**INPUT DATA**
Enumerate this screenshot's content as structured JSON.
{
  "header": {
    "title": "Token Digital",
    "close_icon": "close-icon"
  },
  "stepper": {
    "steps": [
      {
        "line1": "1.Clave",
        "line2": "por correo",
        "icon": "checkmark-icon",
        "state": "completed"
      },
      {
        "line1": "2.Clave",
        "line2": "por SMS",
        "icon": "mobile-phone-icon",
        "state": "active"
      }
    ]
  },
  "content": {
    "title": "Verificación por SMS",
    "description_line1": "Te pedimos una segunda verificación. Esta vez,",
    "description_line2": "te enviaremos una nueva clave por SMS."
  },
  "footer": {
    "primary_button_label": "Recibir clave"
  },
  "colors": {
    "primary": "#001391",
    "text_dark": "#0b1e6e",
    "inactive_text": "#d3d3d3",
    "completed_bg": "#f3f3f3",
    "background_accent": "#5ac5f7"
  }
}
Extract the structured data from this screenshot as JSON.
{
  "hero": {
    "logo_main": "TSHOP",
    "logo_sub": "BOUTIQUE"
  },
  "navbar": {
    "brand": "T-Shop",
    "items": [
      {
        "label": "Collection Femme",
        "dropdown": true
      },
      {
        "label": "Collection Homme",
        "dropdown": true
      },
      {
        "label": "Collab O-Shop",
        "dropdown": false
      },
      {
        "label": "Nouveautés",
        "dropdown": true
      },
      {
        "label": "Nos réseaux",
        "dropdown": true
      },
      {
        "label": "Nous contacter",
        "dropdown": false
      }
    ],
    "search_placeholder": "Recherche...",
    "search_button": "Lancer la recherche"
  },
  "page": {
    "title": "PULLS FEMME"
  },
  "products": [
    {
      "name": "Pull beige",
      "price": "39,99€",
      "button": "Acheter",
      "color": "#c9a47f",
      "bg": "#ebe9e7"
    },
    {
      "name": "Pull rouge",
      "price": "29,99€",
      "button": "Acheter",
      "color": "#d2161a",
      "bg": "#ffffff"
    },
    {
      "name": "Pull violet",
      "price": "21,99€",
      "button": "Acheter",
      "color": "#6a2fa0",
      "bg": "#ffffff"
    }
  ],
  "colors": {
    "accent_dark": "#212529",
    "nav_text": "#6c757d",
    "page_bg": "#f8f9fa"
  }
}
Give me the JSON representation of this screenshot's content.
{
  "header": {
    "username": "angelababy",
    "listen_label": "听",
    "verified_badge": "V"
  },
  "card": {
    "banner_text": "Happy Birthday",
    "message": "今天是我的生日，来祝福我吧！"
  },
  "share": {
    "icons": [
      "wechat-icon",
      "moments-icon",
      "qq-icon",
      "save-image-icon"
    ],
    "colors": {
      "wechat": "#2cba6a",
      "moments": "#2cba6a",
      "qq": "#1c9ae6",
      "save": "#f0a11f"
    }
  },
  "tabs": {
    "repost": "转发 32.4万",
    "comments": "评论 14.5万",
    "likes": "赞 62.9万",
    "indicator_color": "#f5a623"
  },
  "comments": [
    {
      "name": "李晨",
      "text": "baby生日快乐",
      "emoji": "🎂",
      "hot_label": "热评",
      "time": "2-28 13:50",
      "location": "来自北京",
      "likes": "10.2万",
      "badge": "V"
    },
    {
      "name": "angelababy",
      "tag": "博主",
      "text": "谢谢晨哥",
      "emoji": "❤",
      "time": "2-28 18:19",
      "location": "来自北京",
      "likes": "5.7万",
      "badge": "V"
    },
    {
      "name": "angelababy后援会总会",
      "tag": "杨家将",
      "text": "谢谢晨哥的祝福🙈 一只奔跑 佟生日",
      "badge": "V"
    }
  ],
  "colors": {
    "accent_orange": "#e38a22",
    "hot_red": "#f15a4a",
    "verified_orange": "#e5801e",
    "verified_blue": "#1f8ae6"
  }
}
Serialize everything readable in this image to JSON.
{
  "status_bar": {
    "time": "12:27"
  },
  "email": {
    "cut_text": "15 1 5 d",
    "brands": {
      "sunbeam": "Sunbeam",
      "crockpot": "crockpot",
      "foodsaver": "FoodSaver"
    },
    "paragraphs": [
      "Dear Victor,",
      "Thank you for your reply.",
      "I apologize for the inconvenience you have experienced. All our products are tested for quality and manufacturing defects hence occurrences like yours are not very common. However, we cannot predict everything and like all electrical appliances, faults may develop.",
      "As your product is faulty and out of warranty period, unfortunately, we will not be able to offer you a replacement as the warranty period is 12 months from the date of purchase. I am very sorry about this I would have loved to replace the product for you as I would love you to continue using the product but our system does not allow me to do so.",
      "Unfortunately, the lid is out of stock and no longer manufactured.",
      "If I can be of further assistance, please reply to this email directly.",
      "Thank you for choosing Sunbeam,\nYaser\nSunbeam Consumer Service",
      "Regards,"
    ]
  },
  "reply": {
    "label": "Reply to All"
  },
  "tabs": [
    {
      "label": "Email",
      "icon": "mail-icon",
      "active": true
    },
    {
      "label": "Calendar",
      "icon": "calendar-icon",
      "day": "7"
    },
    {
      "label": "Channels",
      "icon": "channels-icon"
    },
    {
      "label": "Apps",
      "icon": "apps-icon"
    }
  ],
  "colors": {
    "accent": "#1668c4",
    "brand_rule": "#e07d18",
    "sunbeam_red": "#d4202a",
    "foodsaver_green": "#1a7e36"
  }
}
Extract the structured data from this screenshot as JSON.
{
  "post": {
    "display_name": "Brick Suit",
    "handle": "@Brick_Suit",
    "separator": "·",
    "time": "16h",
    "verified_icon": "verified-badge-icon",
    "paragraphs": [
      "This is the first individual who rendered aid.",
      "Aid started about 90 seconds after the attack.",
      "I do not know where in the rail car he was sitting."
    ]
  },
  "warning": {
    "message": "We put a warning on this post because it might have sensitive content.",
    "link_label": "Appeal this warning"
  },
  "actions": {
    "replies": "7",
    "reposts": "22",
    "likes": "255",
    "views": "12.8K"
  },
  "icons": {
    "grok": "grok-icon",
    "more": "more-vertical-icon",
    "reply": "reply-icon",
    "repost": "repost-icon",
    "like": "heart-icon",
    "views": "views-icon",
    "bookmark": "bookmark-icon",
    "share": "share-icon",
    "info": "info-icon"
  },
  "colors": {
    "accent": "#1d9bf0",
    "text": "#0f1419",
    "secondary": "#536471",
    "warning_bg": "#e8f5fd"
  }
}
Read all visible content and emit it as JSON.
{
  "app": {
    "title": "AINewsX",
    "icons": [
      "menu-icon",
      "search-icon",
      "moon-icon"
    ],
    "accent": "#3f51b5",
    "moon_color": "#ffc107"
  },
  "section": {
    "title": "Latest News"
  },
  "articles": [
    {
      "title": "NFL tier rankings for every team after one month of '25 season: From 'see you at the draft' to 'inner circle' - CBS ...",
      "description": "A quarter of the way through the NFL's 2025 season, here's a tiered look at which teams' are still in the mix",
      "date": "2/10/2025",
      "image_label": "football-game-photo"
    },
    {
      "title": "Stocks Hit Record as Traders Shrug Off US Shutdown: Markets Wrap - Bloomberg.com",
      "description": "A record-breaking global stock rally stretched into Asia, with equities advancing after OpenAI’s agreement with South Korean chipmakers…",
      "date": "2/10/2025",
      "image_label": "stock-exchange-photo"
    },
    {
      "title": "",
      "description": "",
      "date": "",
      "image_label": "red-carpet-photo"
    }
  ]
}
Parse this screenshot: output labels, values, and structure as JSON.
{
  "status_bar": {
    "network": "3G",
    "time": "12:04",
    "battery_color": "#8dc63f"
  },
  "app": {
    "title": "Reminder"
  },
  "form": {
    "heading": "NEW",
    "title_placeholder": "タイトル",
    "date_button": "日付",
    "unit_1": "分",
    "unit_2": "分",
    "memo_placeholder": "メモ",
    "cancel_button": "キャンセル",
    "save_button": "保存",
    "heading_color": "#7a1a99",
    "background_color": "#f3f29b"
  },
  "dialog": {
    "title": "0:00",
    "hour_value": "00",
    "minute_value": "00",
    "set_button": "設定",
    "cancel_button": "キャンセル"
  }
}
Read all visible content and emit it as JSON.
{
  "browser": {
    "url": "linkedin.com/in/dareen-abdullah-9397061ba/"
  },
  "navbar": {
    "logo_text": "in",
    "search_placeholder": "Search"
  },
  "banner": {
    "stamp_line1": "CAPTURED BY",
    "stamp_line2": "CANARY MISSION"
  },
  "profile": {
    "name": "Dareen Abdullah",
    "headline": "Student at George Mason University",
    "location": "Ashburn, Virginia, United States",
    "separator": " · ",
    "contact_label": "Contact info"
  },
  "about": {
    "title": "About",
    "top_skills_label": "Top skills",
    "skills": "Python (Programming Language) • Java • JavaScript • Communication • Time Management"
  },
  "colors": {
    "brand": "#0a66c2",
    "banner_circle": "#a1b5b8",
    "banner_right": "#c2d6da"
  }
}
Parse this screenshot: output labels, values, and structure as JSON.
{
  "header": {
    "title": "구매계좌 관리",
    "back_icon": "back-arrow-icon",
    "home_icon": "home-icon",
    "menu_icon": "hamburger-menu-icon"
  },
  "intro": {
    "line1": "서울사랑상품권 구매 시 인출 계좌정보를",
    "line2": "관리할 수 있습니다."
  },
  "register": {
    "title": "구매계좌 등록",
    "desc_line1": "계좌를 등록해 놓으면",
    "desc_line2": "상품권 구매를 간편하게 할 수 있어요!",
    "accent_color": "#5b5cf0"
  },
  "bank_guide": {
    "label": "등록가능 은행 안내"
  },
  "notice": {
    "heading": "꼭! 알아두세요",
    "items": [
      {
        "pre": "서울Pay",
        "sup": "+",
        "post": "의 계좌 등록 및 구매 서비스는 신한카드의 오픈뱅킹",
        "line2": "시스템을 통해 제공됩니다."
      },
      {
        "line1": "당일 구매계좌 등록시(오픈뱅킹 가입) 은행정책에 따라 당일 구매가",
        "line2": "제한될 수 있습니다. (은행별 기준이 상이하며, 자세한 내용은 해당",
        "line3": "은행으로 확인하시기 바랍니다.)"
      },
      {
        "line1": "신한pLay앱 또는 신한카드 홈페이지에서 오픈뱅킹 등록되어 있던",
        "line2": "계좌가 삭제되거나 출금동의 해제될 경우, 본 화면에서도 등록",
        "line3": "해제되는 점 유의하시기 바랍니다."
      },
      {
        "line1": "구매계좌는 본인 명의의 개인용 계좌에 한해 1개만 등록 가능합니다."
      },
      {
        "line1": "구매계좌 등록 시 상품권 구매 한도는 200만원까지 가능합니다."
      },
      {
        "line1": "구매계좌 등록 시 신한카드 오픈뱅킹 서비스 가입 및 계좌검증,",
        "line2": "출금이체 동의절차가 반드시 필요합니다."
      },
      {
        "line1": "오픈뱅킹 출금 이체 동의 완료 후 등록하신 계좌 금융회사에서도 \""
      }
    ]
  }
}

**WHAT YOU WILL DO**
Determine the number of lines containing "가능합니다". Write only that number.

**ANSWER TO THIS TASK**
2